Task objective
Every line with "grid" in it must be copied from the data.

[Dataset entries]
============================================================
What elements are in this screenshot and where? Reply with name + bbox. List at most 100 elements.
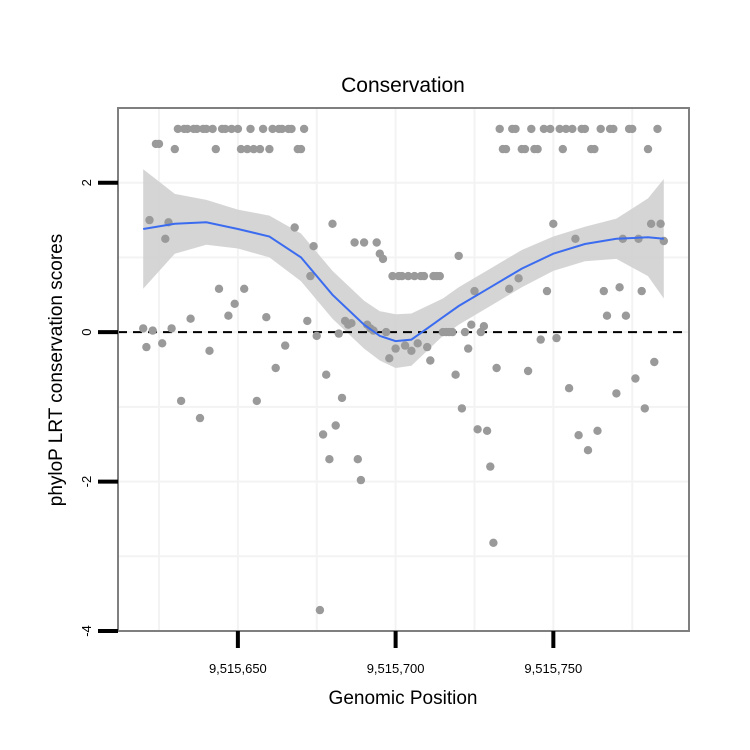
data-point-134: [561, 124, 571, 134]
data-point-141: [583, 446, 593, 455]
data-point-106: [473, 425, 482, 434]
data-point-100: [454, 251, 463, 261]
data-point-144: [593, 426, 602, 435]
chart-title: Conservation: [341, 74, 465, 97]
data-point-18: [195, 413, 205, 423]
data-point-45: [281, 341, 290, 350]
data-point-3: [148, 326, 157, 335]
data-point-155: [628, 124, 637, 134]
data-point-29: [230, 299, 239, 308]
data-point-101: [457, 404, 467, 413]
data-point-89: [419, 271, 429, 281]
data-point-160: [643, 144, 653, 154]
data-point-164: [656, 219, 665, 228]
data-point-51: [299, 124, 309, 134]
data-point-1: [142, 342, 151, 352]
data-point-47: [287, 124, 296, 134]
data-point-79: [388, 271, 397, 281]
data-point-150: [612, 389, 621, 398]
data-point-82: [397, 271, 407, 281]
data-point-48: [290, 223, 299, 232]
data-point-55: [312, 331, 321, 341]
data-point-24: [214, 284, 224, 293]
data-point-61: [331, 421, 340, 430]
data-point-127: [539, 124, 549, 134]
data-point-116: [505, 284, 514, 293]
data-point-5: [154, 139, 164, 149]
data-point-30: [233, 124, 243, 134]
data-point-14: [183, 124, 192, 134]
y-axis-label: phyloP LRT conservation scores: [46, 234, 67, 507]
data-point-146: [599, 286, 608, 296]
data-point-53: [306, 271, 315, 281]
data-point-36: [252, 396, 261, 406]
data-point-147: [602, 311, 612, 320]
data-point-7: [161, 234, 170, 243]
data-point-42: [271, 363, 280, 373]
data-point-133: [558, 144, 567, 154]
data-point-2: [145, 215, 154, 225]
data-point-83: [400, 341, 410, 350]
y-tick-label-0: 2: [79, 179, 94, 186]
data-point-6: [158, 339, 167, 348]
grid-lines: [118, 107, 689, 631]
data-point-20: [202, 124, 211, 134]
data-point-128: [542, 286, 552, 296]
data-point-112: [492, 363, 501, 373]
data-point-153: [621, 311, 631, 320]
data-point-99: [451, 370, 460, 379]
data-point-80: [391, 344, 400, 353]
data-point-40: [265, 144, 274, 154]
data-point-38: [258, 124, 268, 134]
data-points: [139, 124, 668, 615]
data-point-84: [404, 271, 413, 281]
data-point-57: [318, 430, 328, 439]
data-point-63: [337, 393, 347, 403]
data-point-138: [574, 431, 583, 440]
data-point-85: [407, 346, 416, 355]
data-point-143: [590, 144, 599, 154]
smooth-line: [143, 221, 664, 343]
y-tick-label-3: -4: [79, 625, 94, 637]
data-point-98: [448, 327, 457, 337]
x-axis-label: Genomic Position: [329, 688, 478, 709]
data-point-121: [520, 144, 530, 154]
data-point-145: [596, 124, 605, 134]
data-point-28: [227, 124, 236, 134]
data-point-90: [423, 342, 432, 352]
x-tick-label-0: 9,515,650: [209, 661, 267, 676]
data-point-119: [514, 274, 523, 283]
data-point-76: [378, 254, 388, 264]
data-point-62: [334, 329, 343, 338]
data-point-17: [192, 124, 202, 134]
data-point-135: [564, 384, 574, 393]
plot-frame: [117, 107, 690, 632]
y-tick-label-1: 0: [79, 329, 94, 336]
data-point-22: [208, 124, 217, 134]
data-point-118: [511, 124, 520, 134]
data-point-32: [240, 284, 249, 293]
data-point-41: [268, 124, 277, 134]
data-point-60: [328, 219, 337, 228]
data-point-23: [211, 144, 220, 154]
data-point-78: [385, 354, 394, 363]
data-point-86: [410, 271, 419, 281]
data-point-102: [460, 327, 470, 337]
data-point-11: [173, 124, 183, 134]
data-point-162: [650, 357, 659, 367]
y-axis-ticks: 2 0 -2 -4: [79, 179, 118, 637]
data-point-70: [359, 238, 369, 247]
data-point-77: [381, 327, 391, 337]
data-point-131: [552, 333, 561, 343]
data-point-59: [325, 455, 334, 464]
data-point-123: [527, 124, 536, 134]
data-point-52: [303, 316, 312, 326]
data-point-132: [555, 124, 564, 134]
data-point-149: [609, 124, 618, 134]
data-point-35: [249, 144, 258, 154]
y-tick-label-2: -2: [79, 476, 94, 488]
data-point-163: [653, 124, 662, 134]
data-point-66: [347, 319, 356, 328]
x-axis-ticks: 9,515,650 9,515,700 9,515,750: [209, 631, 582, 676]
data-point-0: [139, 324, 148, 333]
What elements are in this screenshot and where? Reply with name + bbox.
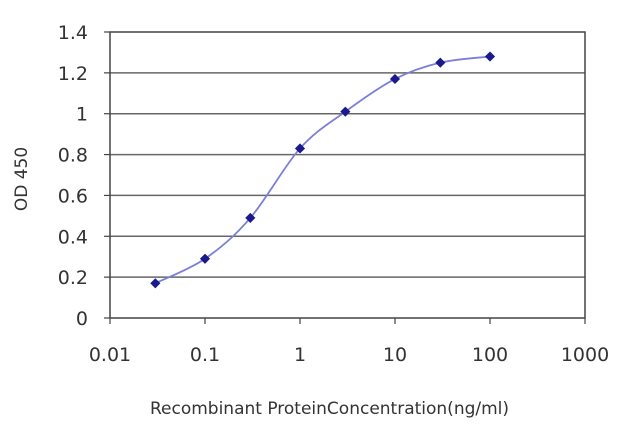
data-point xyxy=(340,106,351,117)
data-point xyxy=(150,278,161,289)
data-point xyxy=(435,57,446,68)
y-tick-label: 0.6 xyxy=(58,185,88,207)
y-tick-label: 0.8 xyxy=(58,145,88,167)
series xyxy=(150,51,496,289)
x-tick-label: 0.1 xyxy=(190,344,220,366)
x-tick-label: 10 xyxy=(383,344,407,366)
x-tick-labels: 0.01 0.1 1 10 100 1000 xyxy=(89,344,609,366)
x-tick-label: 0.01 xyxy=(89,344,131,366)
data-point xyxy=(389,73,401,85)
x-tick-label: 100 xyxy=(472,344,508,366)
y-tick-label: 1 xyxy=(76,104,88,126)
y-tick-label: 1.4 xyxy=(58,22,88,44)
y-axis-label: OD 450 xyxy=(12,147,32,211)
series-line xyxy=(154,55,491,285)
data-point xyxy=(199,253,211,264)
data-point xyxy=(484,51,496,62)
x-axis-label: Recombinant ProteinConcentration(ng/ml) xyxy=(150,399,509,419)
y-tick-labels: 0 0.2 0.4 0.6 0.8 1 1.2 1.4 xyxy=(58,22,88,330)
plot-frame xyxy=(109,31,586,319)
data-point xyxy=(245,212,256,223)
x-tick-label: 1 xyxy=(294,344,306,366)
grid-lines xyxy=(104,31,586,324)
data-point xyxy=(294,143,306,154)
y-tick-label: 0.2 xyxy=(58,267,88,289)
y-tick-label: 1.2 xyxy=(58,63,88,85)
x-tick-label: 1000 xyxy=(561,344,609,366)
y-tick-label: 0.4 xyxy=(58,226,88,248)
y-tick-label: 0 xyxy=(76,308,88,330)
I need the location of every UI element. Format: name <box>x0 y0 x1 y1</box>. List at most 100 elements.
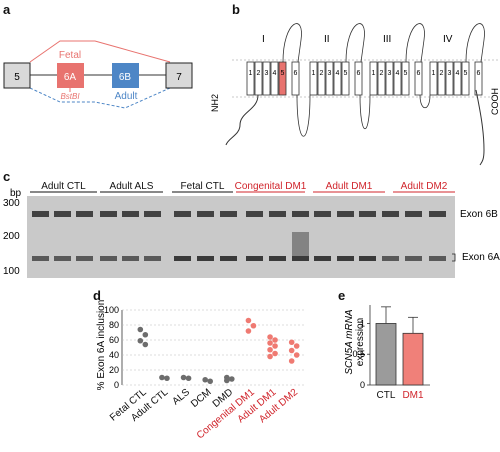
d-ytick-label: 100 <box>104 305 119 315</box>
segment-d1-s5 <box>278 61 287 96</box>
segment-d1-s3 <box>262 61 271 96</box>
band-exon-6a <box>292 256 309 261</box>
gel-group-label: Adult CTL <box>41 181 86 192</box>
segment-label: 6 <box>477 70 481 77</box>
band-exon-6b <box>429 211 446 217</box>
segment-label: 4 <box>336 70 340 77</box>
segment-d3-s2 <box>377 61 386 96</box>
segment-d3-s3 <box>385 61 394 96</box>
segment-label: 4 <box>396 70 400 77</box>
bp-label: bp <box>10 188 22 199</box>
segment-d2-s1 <box>309 61 318 96</box>
band-exon-6a <box>337 256 354 261</box>
panel-d-ylabel-text: % Exon 6A inclusion <box>96 300 107 391</box>
segment-label: 6 <box>417 70 421 77</box>
segment-label: 3 <box>388 70 392 77</box>
segment-label: 4 <box>456 70 460 77</box>
d-data-point <box>288 339 295 346</box>
d-ytick-label: 40 <box>109 350 119 360</box>
panel-e-bars: CTL DM1 <box>375 306 424 401</box>
segment-label: 1 <box>432 70 436 77</box>
exon-7-box <box>165 62 193 89</box>
adult-label: Adult <box>115 91 138 102</box>
segment-d3-s5 <box>401 61 410 96</box>
domain-i-label: I <box>262 34 265 45</box>
band-exon-6b <box>405 211 422 217</box>
pore-loop <box>405 23 425 63</box>
d-data-point <box>224 377 230 384</box>
ladder-300: 300 <box>3 198 20 209</box>
d-data-point <box>229 376 235 382</box>
segment-d1-s4 <box>270 61 279 96</box>
segment-label: 1 <box>249 70 253 77</box>
gel-group-headers: Adult CTL Adult ALS Fetal CTL Congenital DM… <box>30 181 455 193</box>
band-exon-6a <box>246 256 263 261</box>
d-ytick-label: 0 <box>114 380 119 390</box>
d-data-point <box>164 375 170 382</box>
band-exon-6b <box>197 211 214 217</box>
band-exon-6a <box>100 256 117 261</box>
d-ytick-label: 20 <box>109 365 119 375</box>
d-data-point <box>245 328 252 334</box>
band-exon-6a <box>122 256 139 261</box>
n-terminus-tail <box>225 94 259 146</box>
domain-iii-label: III <box>383 34 391 45</box>
e-xtick-label: DM1 <box>402 390 424 401</box>
segment-d2-s3 <box>325 61 334 96</box>
d-data-point <box>250 322 257 329</box>
band-exon-6a <box>144 256 161 261</box>
band-exon-6a <box>359 256 376 261</box>
panel-b-letter: b <box>232 2 240 17</box>
panel-d-points <box>137 317 300 385</box>
panel-e: e 0 0.5 1 CTL DM1 SCN5A mRNA expression <box>338 288 430 401</box>
d-data-point <box>137 337 144 344</box>
band-exon-6b <box>32 211 49 217</box>
d-data-point <box>293 352 300 358</box>
segment-label: 5 <box>281 70 285 77</box>
band-exon-6b <box>246 211 263 217</box>
panel-a-letter: a <box>3 2 11 17</box>
segment-label: 5 <box>464 70 468 77</box>
gel-group-label: Adult DM1 <box>326 181 373 192</box>
e-bar <box>375 323 397 386</box>
pore-loop <box>465 23 485 63</box>
segment-label: 4 <box>273 70 277 77</box>
d-data-point <box>207 378 213 385</box>
d-ytick-label: 60 <box>109 335 119 345</box>
ladder-100: 100 <box>3 266 20 277</box>
band-exon-6a <box>54 256 71 261</box>
segment-label: 6 <box>294 70 298 77</box>
d-data-point <box>267 340 273 346</box>
segment-d4-s5 <box>461 61 470 96</box>
band-exon-6a <box>405 256 422 261</box>
panel-e-ylabel-gene: SCN5A mRNA <box>344 309 355 375</box>
d-data-point <box>267 346 273 353</box>
exon-6a-bracket <box>452 253 456 262</box>
band-exon-6a <box>76 256 93 261</box>
band-exon-6b <box>144 211 161 217</box>
gel-group-label: Adult ALS <box>110 181 154 192</box>
d-data-point <box>288 347 295 354</box>
band-exon-6b <box>76 211 93 217</box>
band-exon-6b <box>174 211 191 217</box>
d-data-point <box>142 331 149 338</box>
segment-d3-s4 <box>393 61 402 96</box>
band-exon-6a <box>429 256 446 261</box>
band-exon-6a <box>220 256 237 261</box>
d-data-point <box>159 374 165 381</box>
panel-e-ylabel-gene-text: SCN5A mRNA <box>344 309 355 375</box>
gel-group-label: Congenital DM1 <box>235 181 307 192</box>
panel-e-letter: e <box>338 288 345 303</box>
d-data-point <box>185 375 192 382</box>
band-exon-6b <box>292 211 309 217</box>
d-data-point <box>180 374 187 381</box>
band-exon-6a <box>382 256 399 261</box>
band-exon-6b <box>269 211 286 217</box>
inter-domain-linker <box>419 94 431 109</box>
gel-lanes <box>32 211 446 261</box>
d-data-point <box>267 334 273 340</box>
============================================================
Task output
grid-lines: [118, 107, 689, 631]
grid-lines xyxy=(104,31,586,324)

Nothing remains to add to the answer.